Repeat every record exactly, but keep images out of the copy.

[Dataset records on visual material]
------------------------------------
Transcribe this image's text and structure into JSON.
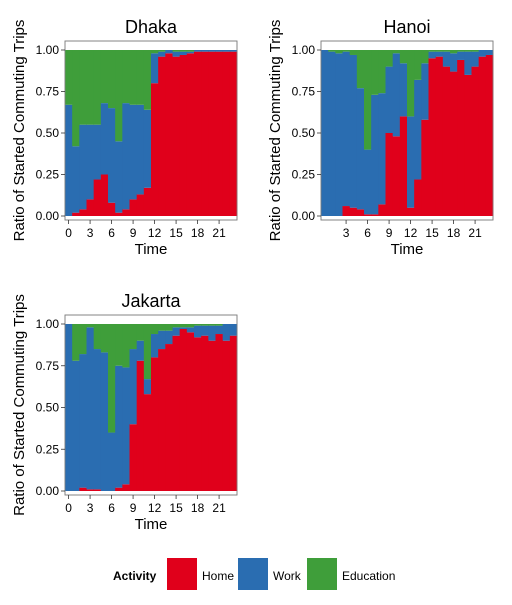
{
  "chart_data": [
    {
      "type": "bar",
      "stacked": true,
      "title": "Dhaka",
      "xlabel": "Time",
      "ylabel": "Ratio of Started Commuting Trips",
      "x": [
        0,
        1,
        2,
        3,
        4,
        5,
        6,
        7,
        8,
        9,
        10,
        11,
        12,
        13,
        14,
        15,
        16,
        17,
        18,
        19,
        20,
        21,
        22,
        23
      ],
      "xticks": [
        "0",
        "3",
        "6",
        "9",
        "12",
        "15",
        "18",
        "21"
      ],
      "yticks": [
        "0.00",
        "0.25",
        "0.50",
        "0.75",
        "1.00"
      ],
      "ylim": [
        0,
        1
      ],
      "series": [
        {
          "name": "Home",
          "values": [
            0.0,
            0.02,
            0.04,
            0.1,
            0.22,
            0.25,
            0.08,
            0.02,
            0.04,
            0.1,
            0.13,
            0.17,
            0.8,
            0.96,
            0.98,
            0.96,
            0.97,
            0.98,
            0.99,
            0.99,
            0.99,
            0.99,
            0.99,
            0.99
          ]
        },
        {
          "name": "Work",
          "values": [
            0.67,
            0.4,
            0.51,
            0.45,
            0.33,
            0.43,
            0.57,
            0.43,
            0.64,
            0.57,
            0.54,
            0.47,
            0.18,
            0.03,
            0.02,
            0.03,
            0.02,
            0.01,
            0.01,
            0.01,
            0.01,
            0.01,
            0.01,
            0.01
          ]
        },
        {
          "name": "Education",
          "values": [
            0.33,
            0.58,
            0.45,
            0.45,
            0.45,
            0.32,
            0.35,
            0.55,
            0.32,
            0.33,
            0.33,
            0.36,
            0.02,
            0.01,
            0.0,
            0.01,
            0.01,
            0.01,
            0.0,
            0.0,
            0.0,
            0.0,
            0.0,
            0.0
          ]
        }
      ]
    },
    {
      "type": "bar",
      "stacked": true,
      "title": "Hanoi",
      "xlabel": "Time",
      "ylabel": "Ratio of Started Commuting Trips",
      "x": [
        0,
        1,
        2,
        3,
        4,
        5,
        6,
        7,
        8,
        9,
        10,
        11,
        12,
        13,
        14,
        15,
        16,
        17,
        18,
        19,
        20,
        21,
        22,
        23
      ],
      "xticks": [
        "3",
        "6",
        "9",
        "12",
        "15",
        "18",
        "21"
      ],
      "yticks": [
        "0.00",
        "0.25",
        "0.50",
        "0.75",
        "1.00"
      ],
      "ylim": [
        0,
        1
      ],
      "series": [
        {
          "name": "Home",
          "values": [
            0.0,
            0.0,
            0.0,
            0.06,
            0.05,
            0.04,
            0.01,
            0.01,
            0.07,
            0.5,
            0.48,
            0.6,
            0.05,
            0.22,
            0.58,
            0.95,
            0.96,
            0.9,
            0.87,
            0.94,
            0.85,
            0.9,
            0.96,
            0.97
          ]
        },
        {
          "name": "Work",
          "values": [
            1.0,
            0.99,
            0.98,
            0.93,
            0.92,
            0.73,
            0.39,
            0.72,
            0.67,
            0.4,
            0.5,
            0.32,
            0.55,
            0.6,
            0.34,
            0.04,
            0.03,
            0.09,
            0.11,
            0.05,
            0.14,
            0.09,
            0.04,
            0.03
          ]
        },
        {
          "name": "Education",
          "values": [
            0.0,
            0.01,
            0.02,
            0.01,
            0.03,
            0.23,
            0.6,
            0.27,
            0.26,
            0.1,
            0.02,
            0.08,
            0.4,
            0.18,
            0.08,
            0.01,
            0.01,
            0.01,
            0.02,
            0.01,
            0.01,
            0.01,
            0.0,
            0.0
          ]
        }
      ]
    },
    {
      "type": "bar",
      "stacked": true,
      "title": "Jakarta",
      "xlabel": "Time",
      "ylabel": "Ratio of Started Commuting Trips",
      "x": [
        0,
        1,
        2,
        3,
        4,
        5,
        6,
        7,
        8,
        9,
        10,
        11,
        12,
        13,
        14,
        15,
        16,
        17,
        18,
        19,
        20,
        21,
        22,
        23
      ],
      "xticks": [
        "0",
        "3",
        "6",
        "9",
        "12",
        "15",
        "18",
        "21"
      ],
      "yticks": [
        "0.00",
        "0.25",
        "0.50",
        "0.75",
        "1.00"
      ],
      "ylim": [
        0,
        1
      ],
      "series": [
        {
          "name": "Home",
          "values": [
            0.0,
            0.0,
            0.02,
            0.01,
            0.01,
            0.0,
            0.0,
            0.02,
            0.04,
            0.4,
            0.78,
            0.58,
            0.8,
            0.85,
            0.88,
            0.93,
            0.97,
            0.95,
            0.92,
            0.93,
            0.9,
            0.94,
            0.9,
            0.93
          ]
        },
        {
          "name": "Work",
          "values": [
            1.0,
            0.78,
            0.8,
            0.97,
            0.84,
            0.83,
            0.35,
            0.73,
            0.7,
            0.45,
            0.12,
            0.09,
            0.14,
            0.11,
            0.08,
            0.05,
            0.01,
            0.03,
            0.07,
            0.06,
            0.09,
            0.05,
            0.1,
            0.07
          ]
        },
        {
          "name": "Education",
          "values": [
            0.0,
            0.22,
            0.18,
            0.02,
            0.15,
            0.17,
            0.65,
            0.25,
            0.26,
            0.15,
            0.1,
            0.33,
            0.06,
            0.04,
            0.04,
            0.02,
            0.02,
            0.02,
            0.01,
            0.01,
            0.01,
            0.01,
            0.0,
            0.0
          ]
        }
      ]
    }
  ],
  "legend": {
    "title": "Activity",
    "items": [
      {
        "label": "Home",
        "color": "#e0001b"
      },
      {
        "label": "Work",
        "color": "#2a6db1"
      },
      {
        "label": "Education",
        "color": "#3f9e3a"
      }
    ]
  },
  "colors": {
    "Home": "#e0001b",
    "Work": "#2a6db1",
    "Education": "#3f9e3a",
    "panel_border": "#7f7f7f",
    "text": "#000000"
  }
}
------------------------------------
TASK RESULT:
Transcribe this image's text and structure into JSON.
{
  "chart_data": [
    {
      "type": "bar",
      "stacked": true,
      "title": "Dhaka",
      "xlabel": "Time",
      "ylabel": "Ratio of Started Commuting Trips",
      "x": [
        0,
        1,
        2,
        3,
        4,
        5,
        6,
        7,
        8,
        9,
        10,
        11,
        12,
        13,
        14,
        15,
        16,
        17,
        18,
        19,
        20,
        21,
        22,
        23
      ],
      "xticks": [
        "0",
        "3",
        "6",
        "9",
        "12",
        "15",
        "18",
        "21"
      ],
      "yticks": [
        "0.00",
        "0.25",
        "0.50",
        "0.75",
        "1.00"
      ],
      "ylim": [
        0,
        1
      ],
      "series": [
        {
          "name": "Home",
          "values": [
            0.0,
            0.02,
            0.04,
            0.1,
            0.22,
            0.25,
            0.08,
            0.02,
            0.04,
            0.1,
            0.13,
            0.17,
            0.8,
            0.96,
            0.98,
            0.96,
            0.97,
            0.98,
            0.99,
            0.99,
            0.99,
            0.99,
            0.99,
            0.99
          ]
        },
        {
          "name": "Work",
          "values": [
            0.67,
            0.4,
            0.51,
            0.45,
            0.33,
            0.43,
            0.57,
            0.43,
            0.64,
            0.57,
            0.54,
            0.47,
            0.18,
            0.03,
            0.02,
            0.03,
            0.02,
            0.01,
            0.01,
            0.01,
            0.01,
            0.01,
            0.01,
            0.01
          ]
        },
        {
          "name": "Education",
          "values": [
            0.33,
            0.58,
            0.45,
            0.45,
            0.45,
            0.32,
            0.35,
            0.55,
            0.32,
            0.33,
            0.33,
            0.36,
            0.02,
            0.01,
            0.0,
            0.01,
            0.01,
            0.01,
            0.0,
            0.0,
            0.0,
            0.0,
            0.0,
            0.0
          ]
        }
      ]
    },
    {
      "type": "bar",
      "stacked": true,
      "title": "Hanoi",
      "xlabel": "Time",
      "ylabel": "Ratio of Started Commuting Trips",
      "x": [
        0,
        1,
        2,
        3,
        4,
        5,
        6,
        7,
        8,
        9,
        10,
        11,
        12,
        13,
        14,
        15,
        16,
        17,
        18,
        19,
        20,
        21,
        22,
        23
      ],
      "xticks": [
        "3",
        "6",
        "9",
        "12",
        "15",
        "18",
        "21"
      ],
      "yticks": [
        "0.00",
        "0.25",
        "0.50",
        "0.75",
        "1.00"
      ],
      "ylim": [
        0,
        1
      ],
      "series": [
        {
          "name": "Home",
          "values": [
            0.0,
            0.0,
            0.0,
            0.06,
            0.05,
            0.04,
            0.01,
            0.01,
            0.07,
            0.5,
            0.48,
            0.6,
            0.05,
            0.22,
            0.58,
            0.95,
            0.96,
            0.9,
            0.87,
            0.94,
            0.85,
            0.9,
            0.96,
            0.97
          ]
        },
        {
          "name": "Work",
          "values": [
            1.0,
            0.99,
            0.98,
            0.93,
            0.92,
            0.73,
            0.39,
            0.72,
            0.67,
            0.4,
            0.5,
            0.32,
            0.55,
            0.6,
            0.34,
            0.04,
            0.03,
            0.09,
            0.11,
            0.05,
            0.14,
            0.09,
            0.04,
            0.03
          ]
        },
        {
          "name": "Education",
          "values": [
            0.0,
            0.01,
            0.02,
            0.01,
            0.03,
            0.23,
            0.6,
            0.27,
            0.26,
            0.1,
            0.02,
            0.08,
            0.4,
            0.18,
            0.08,
            0.01,
            0.01,
            0.01,
            0.02,
            0.01,
            0.01,
            0.01,
            0.0,
            0.0
          ]
        }
      ]
    },
    {
      "type": "bar",
      "stacked": true,
      "title": "Jakarta",
      "xlabel": "Time",
      "ylabel": "Ratio of Started Commuting Trips",
      "x": [
        0,
        1,
        2,
        3,
        4,
        5,
        6,
        7,
        8,
        9,
        10,
        11,
        12,
        13,
        14,
        15,
        16,
        17,
        18,
        19,
        20,
        21,
        22,
        23
      ],
      "xticks": [
        "0",
        "3",
        "6",
        "9",
        "12",
        "15",
        "18",
        "21"
      ],
      "yticks": [
        "0.00",
        "0.25",
        "0.50",
        "0.75",
        "1.00"
      ],
      "ylim": [
        0,
        1
      ],
      "series": [
        {
          "name": "Home",
          "values": [
            0.0,
            0.0,
            0.02,
            0.01,
            0.01,
            0.0,
            0.0,
            0.02,
            0.04,
            0.4,
            0.78,
            0.58,
            0.8,
            0.85,
            0.88,
            0.93,
            0.97,
            0.95,
            0.92,
            0.93,
            0.9,
            0.94,
            0.9,
            0.93
          ]
        },
        {
          "name": "Work",
          "values": [
            1.0,
            0.78,
            0.8,
            0.97,
            0.84,
            0.83,
            0.35,
            0.73,
            0.7,
            0.45,
            0.12,
            0.09,
            0.14,
            0.11,
            0.08,
            0.05,
            0.01,
            0.03,
            0.07,
            0.06,
            0.09,
            0.05,
            0.1,
            0.07
          ]
        },
        {
          "name": "Education",
          "values": [
            0.0,
            0.22,
            0.18,
            0.02,
            0.15,
            0.17,
            0.65,
            0.25,
            0.26,
            0.15,
            0.1,
            0.33,
            0.06,
            0.04,
            0.04,
            0.02,
            0.02,
            0.02,
            0.01,
            0.01,
            0.01,
            0.01,
            0.0,
            0.0
          ]
        }
      ]
    }
  ],
  "legend": {
    "title": "Activity",
    "items": [
      {
        "label": "Home",
        "color": "#e0001b"
      },
      {
        "label": "Work",
        "color": "#2a6db1"
      },
      {
        "label": "Education",
        "color": "#3f9e3a"
      }
    ]
  },
  "colors": {
    "Home": "#e0001b",
    "Work": "#2a6db1",
    "Education": "#3f9e3a",
    "panel_border": "#7f7f7f",
    "text": "#000000"
  }
}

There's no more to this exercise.